-- Task to carry out --
Print every record below exactly as written.
......
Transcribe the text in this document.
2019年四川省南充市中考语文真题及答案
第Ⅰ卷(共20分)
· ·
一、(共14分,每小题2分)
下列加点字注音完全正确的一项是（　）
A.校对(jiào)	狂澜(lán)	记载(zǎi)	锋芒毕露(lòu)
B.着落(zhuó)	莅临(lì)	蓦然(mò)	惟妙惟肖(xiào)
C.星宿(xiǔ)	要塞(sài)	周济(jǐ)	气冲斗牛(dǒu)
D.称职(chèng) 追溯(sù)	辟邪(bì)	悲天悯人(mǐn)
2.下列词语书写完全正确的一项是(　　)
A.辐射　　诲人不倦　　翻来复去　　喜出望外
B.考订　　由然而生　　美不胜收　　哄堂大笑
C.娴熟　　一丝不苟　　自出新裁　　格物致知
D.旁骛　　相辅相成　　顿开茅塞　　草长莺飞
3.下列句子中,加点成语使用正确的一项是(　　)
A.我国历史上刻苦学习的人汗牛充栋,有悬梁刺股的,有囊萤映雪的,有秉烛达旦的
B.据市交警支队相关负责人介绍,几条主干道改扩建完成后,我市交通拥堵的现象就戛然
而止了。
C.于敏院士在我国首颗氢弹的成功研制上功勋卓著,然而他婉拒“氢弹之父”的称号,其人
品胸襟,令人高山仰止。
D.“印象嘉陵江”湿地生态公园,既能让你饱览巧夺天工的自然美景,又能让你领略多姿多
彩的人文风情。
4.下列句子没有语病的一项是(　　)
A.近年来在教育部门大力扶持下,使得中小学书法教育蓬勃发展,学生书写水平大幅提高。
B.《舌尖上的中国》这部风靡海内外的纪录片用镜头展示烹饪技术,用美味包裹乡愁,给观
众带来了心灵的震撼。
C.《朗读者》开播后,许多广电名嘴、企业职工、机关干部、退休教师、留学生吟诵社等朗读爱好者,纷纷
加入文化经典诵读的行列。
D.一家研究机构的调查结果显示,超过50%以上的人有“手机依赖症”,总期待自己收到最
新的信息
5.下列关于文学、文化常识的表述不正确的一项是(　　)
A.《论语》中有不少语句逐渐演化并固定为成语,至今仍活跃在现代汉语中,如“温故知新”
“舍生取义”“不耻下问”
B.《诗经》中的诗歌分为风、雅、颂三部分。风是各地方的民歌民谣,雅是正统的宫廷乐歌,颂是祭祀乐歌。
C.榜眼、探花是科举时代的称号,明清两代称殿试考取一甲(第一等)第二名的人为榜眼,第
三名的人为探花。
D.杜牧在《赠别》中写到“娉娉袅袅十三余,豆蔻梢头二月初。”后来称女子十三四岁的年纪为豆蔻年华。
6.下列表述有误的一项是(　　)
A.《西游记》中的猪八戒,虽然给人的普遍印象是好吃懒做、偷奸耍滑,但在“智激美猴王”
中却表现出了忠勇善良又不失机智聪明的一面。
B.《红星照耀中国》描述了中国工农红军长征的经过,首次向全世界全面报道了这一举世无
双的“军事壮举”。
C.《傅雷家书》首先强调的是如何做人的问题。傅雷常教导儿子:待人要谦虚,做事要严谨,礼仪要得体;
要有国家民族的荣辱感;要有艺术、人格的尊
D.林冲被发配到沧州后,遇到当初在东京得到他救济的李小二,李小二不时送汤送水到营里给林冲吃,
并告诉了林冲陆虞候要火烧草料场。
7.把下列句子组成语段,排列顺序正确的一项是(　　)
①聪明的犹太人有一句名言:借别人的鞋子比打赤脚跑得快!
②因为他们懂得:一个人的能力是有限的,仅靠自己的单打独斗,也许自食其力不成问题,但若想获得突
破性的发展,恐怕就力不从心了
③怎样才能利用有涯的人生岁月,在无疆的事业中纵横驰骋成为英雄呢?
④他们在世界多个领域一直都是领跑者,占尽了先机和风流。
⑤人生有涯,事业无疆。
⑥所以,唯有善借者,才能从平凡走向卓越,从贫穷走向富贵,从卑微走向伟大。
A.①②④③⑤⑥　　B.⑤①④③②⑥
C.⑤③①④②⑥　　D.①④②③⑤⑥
......
-- Full response --
Transcribe the text in this document.
2019年四川省南充市中考语文真题及答案
第Ⅰ卷(共20分)
· ·
一、(共14分,每小题2分)
下列加点字注音完全正确的一项是（　）
A.校对(jiào)	狂澜(lán)	记载(zǎi)	锋芒毕露(lòu)
B.着落(zhuó)	莅临(lì)	蓦然(mò)	惟妙惟肖(xiào)
C.星宿(xiǔ)	要塞(sài)	周济(jǐ)	气冲斗牛(dǒu)
D.称职(chèng) 追溯(sù)	辟邪(bì)	悲天悯人(mǐn)
2.下列词语书写完全正确的一项是(　　)
A.辐射　　诲人不倦　　翻来复去　　喜出望外
B.考订　　由然而生　　美不胜收　　哄堂大笑
C.娴熟　　一丝不苟　　自出新裁　　格物致知
D.旁骛　　相辅相成　　顿开茅塞　　草长莺飞
3.下列句子中,加点成语使用正确的一项是(　　)
A.我国历史上刻苦学习的人汗牛充栋,有悬梁刺股的,有囊萤映雪的,有秉烛达旦的
B.据市交警支队相关负责人介绍,几条主干道改扩建完成后,我市交通拥堵的现象就戛然
而止了。
C.于敏院士在我国首颗氢弹的成功研制上功勋卓著,然而他婉拒“氢弹之父”的称号,其人
品胸襟,令人高山仰止。
D.“印象嘉陵江”湿地生态公园,既能让你饱览巧夺天工的自然美景,又能让你领略多姿多
彩的人文风情。
4.下列句子没有语病的一项是(　　)
A.近年来在教育部门大力扶持下,使得中小学书法教育蓬勃发展,学生书写水平大幅提高。
B.《舌尖上的中国》这部风靡海内外的纪录片用镜头展示烹饪技术,用美味包裹乡愁,给观
众带来了心灵的震撼。
C.《朗读者》开播后,许多广电名嘴、企业职工、机关干部、退休教师、留学生吟诵社等朗读爱好者,纷纷
加入文化经典诵读的行列。
D.一家研究机构的调查结果显示,超过50%以上的人有“手机依赖症”,总期待自己收到最
新的信息
5.下列关于文学、文化常识的表述不正确的一项是(　　)
A.《论语》中有不少语句逐渐演化并固定为成语,至今仍活跃在现代汉语中,如“温故知新”
“舍生取义”“不耻下问”
B.《诗经》中的诗歌分为风、雅、颂三部分。风是各地方的民歌民谣,雅是正统的宫廷乐歌,颂是祭祀乐歌。
C.榜眼、探花是科举时代的称号,明清两代称殿试考取一甲(第一等)第二名的人为榜眼,第
三名的人为探花。
D.杜牧在《赠别》中写到“娉娉袅袅十三余,豆蔻梢头二月初。”后来称女子十三四岁的年纪为豆蔻年华。
6.下列表述有误的一项是(　　)
A.《西游记》中的猪八戒,虽然给人的普遍印象是好吃懒做、偷奸耍滑,但在“智激美猴王”
中却表现出了忠勇善良又不失机智聪明的一面。
B.《红星照耀中国》描述了中国工农红军长征的经过,首次向全世界全面报道了这一举世无
双的“军事壮举”。
C.《傅雷家书》首先强调的是如何做人的问题。傅雷常教导儿子:待人要谦虚,做事要严谨,礼仪要得体;
要有国家民族的荣辱感;要有艺术、人格的尊
D.林冲被发配到沧州后,遇到当初在东京得到他救济的李小二,李小二不时送汤送水到营里给林冲吃,
并告诉了林冲陆虞候要火烧草料场。
7.把下列句子组成语段,排列顺序正确的一项是(　　)
①聪明的犹太人有一句名言:借别人的鞋子比打赤脚跑得快!
②因为他们懂得:一个人的能力是有限的,仅靠自己的单打独斗,也许自食其力不成问题,但若想获得突
破性的发展,恐怕就力不从心了
③怎样才能利用有涯的人生岁月,在无疆的事业中纵横驰骋成为英雄呢?
④他们在世界多个领域一直都是领跑者,占尽了先机和风流。
⑤人生有涯,事业无疆。
⑥所以,唯有善借者,才能从平凡走向卓越,从贫穷走向富贵,从卑微走向伟大。
A.①②④③⑤⑥　　B.⑤①④③②⑥
C.⑤③①④②⑥　　D.①④②③⑤⑥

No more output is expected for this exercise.